---------- Supplied material

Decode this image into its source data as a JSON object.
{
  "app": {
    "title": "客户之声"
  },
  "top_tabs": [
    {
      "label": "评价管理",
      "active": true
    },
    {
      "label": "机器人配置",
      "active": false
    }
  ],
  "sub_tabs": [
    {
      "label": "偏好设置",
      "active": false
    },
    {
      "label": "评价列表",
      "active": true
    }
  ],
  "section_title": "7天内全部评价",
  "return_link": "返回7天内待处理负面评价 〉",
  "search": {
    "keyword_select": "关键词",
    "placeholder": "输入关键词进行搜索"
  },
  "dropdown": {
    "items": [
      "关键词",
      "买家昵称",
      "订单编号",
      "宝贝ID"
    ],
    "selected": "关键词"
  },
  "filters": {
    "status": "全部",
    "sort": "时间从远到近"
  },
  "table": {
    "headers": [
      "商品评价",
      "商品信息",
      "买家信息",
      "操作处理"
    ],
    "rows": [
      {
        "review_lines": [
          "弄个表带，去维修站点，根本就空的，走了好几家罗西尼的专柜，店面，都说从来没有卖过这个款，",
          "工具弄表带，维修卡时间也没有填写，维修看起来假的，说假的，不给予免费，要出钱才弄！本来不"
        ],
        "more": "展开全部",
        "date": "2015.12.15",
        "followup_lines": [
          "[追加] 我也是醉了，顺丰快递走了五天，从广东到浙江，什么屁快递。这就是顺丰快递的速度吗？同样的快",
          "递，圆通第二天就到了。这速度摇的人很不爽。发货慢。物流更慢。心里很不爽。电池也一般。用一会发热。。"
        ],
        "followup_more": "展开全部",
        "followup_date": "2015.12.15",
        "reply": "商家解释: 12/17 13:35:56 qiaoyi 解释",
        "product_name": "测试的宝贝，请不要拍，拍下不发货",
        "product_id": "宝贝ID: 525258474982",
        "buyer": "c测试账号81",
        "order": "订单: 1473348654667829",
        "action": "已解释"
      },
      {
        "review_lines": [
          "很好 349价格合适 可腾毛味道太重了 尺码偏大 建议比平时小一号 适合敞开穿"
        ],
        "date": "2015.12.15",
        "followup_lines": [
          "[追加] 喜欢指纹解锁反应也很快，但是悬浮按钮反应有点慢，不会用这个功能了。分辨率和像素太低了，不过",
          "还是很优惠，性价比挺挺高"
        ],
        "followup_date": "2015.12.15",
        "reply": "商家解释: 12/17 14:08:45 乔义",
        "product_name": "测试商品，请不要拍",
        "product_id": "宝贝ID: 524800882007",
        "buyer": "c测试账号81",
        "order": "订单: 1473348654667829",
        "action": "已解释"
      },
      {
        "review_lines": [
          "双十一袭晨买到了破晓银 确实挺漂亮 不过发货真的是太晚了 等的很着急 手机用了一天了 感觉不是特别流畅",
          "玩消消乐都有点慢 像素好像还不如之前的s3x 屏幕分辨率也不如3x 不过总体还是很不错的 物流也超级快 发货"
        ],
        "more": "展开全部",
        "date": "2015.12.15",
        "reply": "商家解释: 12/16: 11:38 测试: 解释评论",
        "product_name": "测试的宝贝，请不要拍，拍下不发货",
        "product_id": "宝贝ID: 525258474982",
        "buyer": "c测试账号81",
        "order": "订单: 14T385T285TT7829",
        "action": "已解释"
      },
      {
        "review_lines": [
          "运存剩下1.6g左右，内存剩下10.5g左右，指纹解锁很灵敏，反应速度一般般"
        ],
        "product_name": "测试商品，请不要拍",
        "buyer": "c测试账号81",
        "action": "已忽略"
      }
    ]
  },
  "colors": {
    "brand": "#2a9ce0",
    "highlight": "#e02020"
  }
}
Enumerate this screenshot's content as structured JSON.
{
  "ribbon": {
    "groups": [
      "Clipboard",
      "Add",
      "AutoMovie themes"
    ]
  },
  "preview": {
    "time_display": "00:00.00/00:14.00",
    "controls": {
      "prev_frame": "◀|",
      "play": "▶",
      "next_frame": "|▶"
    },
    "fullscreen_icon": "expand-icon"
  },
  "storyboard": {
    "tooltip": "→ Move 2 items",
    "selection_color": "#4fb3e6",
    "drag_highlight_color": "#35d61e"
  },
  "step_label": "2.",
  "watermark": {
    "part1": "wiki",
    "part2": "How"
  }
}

--------------------

**Problem description**
Starting with the line that contains "Enumerate this screenshot's", print each line through the last one in the listing. Include both end lines and add nothing.

**Task answer**
Enumerate this screenshot's content as structured JSON.
{
  "ribbon": {
    "groups": [
      "Clipboard",
      "Add",
      "AutoMovie themes"
    ]
  },
  "preview": {
    "time_display": "00:00.00/00:14.00",
    "controls": {
      "prev_frame": "◀|",
      "play": "▶",
      "next_frame": "|▶"
    },
    "fullscreen_icon": "expand-icon"
  },
  "storyboard": {
    "tooltip": "→ Move 2 items",
    "selection_color": "#4fb3e6",
    "drag_highlight_color": "#35d61e"
  },
  "step_label": "2.",
  "watermark": {
    "part1": "wiki",
    "part2": "How"
  }
}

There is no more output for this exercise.